Tarea a realizar: Cita literalmente las entradas desde la primera línea hasta la que contiene "copy-number-label: экз. №: [616, 66, 675, 81]", ambas incluidas.

Datos extraídos:
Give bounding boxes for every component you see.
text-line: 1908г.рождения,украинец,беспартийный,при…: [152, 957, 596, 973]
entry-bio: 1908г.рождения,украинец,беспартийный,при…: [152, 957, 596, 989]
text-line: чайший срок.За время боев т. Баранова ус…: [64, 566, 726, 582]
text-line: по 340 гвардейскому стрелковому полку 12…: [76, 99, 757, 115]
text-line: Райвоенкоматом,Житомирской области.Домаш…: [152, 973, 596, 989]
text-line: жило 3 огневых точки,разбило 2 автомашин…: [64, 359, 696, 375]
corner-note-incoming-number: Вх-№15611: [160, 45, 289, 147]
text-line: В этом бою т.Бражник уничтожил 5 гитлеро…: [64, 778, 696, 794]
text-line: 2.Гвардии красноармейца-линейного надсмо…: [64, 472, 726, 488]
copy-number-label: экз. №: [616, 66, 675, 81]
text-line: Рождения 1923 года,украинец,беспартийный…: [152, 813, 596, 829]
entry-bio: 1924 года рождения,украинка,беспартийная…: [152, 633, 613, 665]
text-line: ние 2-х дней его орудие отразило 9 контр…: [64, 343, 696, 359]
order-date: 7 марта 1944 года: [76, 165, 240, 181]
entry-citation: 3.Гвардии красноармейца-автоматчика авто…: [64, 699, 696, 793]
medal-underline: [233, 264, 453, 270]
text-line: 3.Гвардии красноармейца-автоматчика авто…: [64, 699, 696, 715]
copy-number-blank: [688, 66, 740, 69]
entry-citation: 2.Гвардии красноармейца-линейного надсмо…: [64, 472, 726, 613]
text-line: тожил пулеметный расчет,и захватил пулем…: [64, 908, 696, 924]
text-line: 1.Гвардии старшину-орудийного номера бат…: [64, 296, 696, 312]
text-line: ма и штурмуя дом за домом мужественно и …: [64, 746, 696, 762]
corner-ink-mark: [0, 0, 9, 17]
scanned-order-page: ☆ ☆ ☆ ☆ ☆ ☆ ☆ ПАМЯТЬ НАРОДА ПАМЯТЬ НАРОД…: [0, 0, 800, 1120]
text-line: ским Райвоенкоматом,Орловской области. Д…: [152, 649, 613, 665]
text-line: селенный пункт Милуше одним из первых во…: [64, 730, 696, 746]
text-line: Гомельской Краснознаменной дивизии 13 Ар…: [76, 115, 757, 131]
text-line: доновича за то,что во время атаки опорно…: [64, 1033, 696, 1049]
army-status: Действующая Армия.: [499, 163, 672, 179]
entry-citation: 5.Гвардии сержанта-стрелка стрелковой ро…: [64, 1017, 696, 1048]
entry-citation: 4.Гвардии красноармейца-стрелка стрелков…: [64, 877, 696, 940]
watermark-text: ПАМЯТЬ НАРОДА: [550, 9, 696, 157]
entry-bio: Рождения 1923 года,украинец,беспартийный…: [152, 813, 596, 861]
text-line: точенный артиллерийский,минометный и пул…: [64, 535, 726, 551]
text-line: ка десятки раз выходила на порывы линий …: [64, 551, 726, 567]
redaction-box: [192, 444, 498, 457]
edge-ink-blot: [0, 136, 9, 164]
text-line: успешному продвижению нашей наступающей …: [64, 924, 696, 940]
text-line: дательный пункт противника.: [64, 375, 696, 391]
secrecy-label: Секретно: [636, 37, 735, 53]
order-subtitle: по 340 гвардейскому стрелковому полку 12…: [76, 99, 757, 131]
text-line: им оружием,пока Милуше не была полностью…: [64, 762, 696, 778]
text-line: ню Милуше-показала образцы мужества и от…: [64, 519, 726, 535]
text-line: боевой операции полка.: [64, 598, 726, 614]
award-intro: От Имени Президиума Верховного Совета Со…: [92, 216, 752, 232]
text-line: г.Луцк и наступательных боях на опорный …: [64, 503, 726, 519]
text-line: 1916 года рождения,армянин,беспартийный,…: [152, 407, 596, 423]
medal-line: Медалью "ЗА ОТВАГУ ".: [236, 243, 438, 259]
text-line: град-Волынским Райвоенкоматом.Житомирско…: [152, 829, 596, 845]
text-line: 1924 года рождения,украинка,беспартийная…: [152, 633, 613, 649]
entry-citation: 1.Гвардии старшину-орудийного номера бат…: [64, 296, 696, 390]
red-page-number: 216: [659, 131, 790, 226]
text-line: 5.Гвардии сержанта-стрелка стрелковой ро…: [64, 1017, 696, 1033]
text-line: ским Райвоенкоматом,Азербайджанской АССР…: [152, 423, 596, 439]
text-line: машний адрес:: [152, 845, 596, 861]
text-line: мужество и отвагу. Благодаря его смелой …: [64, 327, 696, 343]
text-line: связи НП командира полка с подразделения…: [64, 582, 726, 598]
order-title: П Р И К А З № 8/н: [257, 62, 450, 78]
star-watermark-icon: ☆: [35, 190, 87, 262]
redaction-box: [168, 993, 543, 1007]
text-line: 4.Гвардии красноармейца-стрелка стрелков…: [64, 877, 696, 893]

Respuesta escrita:
Give bounding boxes for every component you see.
text-line: 1908г.рождения,украинец,беспартийный,при…: [152, 957, 596, 973]
entry-bio: 1908г.рождения,украинец,беспартийный,при…: [152, 957, 596, 989]
text-line: чайший срок.За время боев т. Баранова ус…: [64, 566, 726, 582]
text-line: по 340 гвардейскому стрелковому полку 12…: [76, 99, 757, 115]
text-line: Райвоенкоматом,Житомирской области.Домаш…: [152, 973, 596, 989]
text-line: жило 3 огневых точки,разбило 2 автомашин…: [64, 359, 696, 375]
corner-note-incoming-number: Вх-№15611: [160, 45, 289, 147]
text-line: В этом бою т.Бражник уничтожил 5 гитлеро…: [64, 778, 696, 794]
text-line: 2.Гвардии красноармейца-линейного надсмо…: [64, 472, 726, 488]
copy-number-label: экз. №: [616, 66, 675, 81]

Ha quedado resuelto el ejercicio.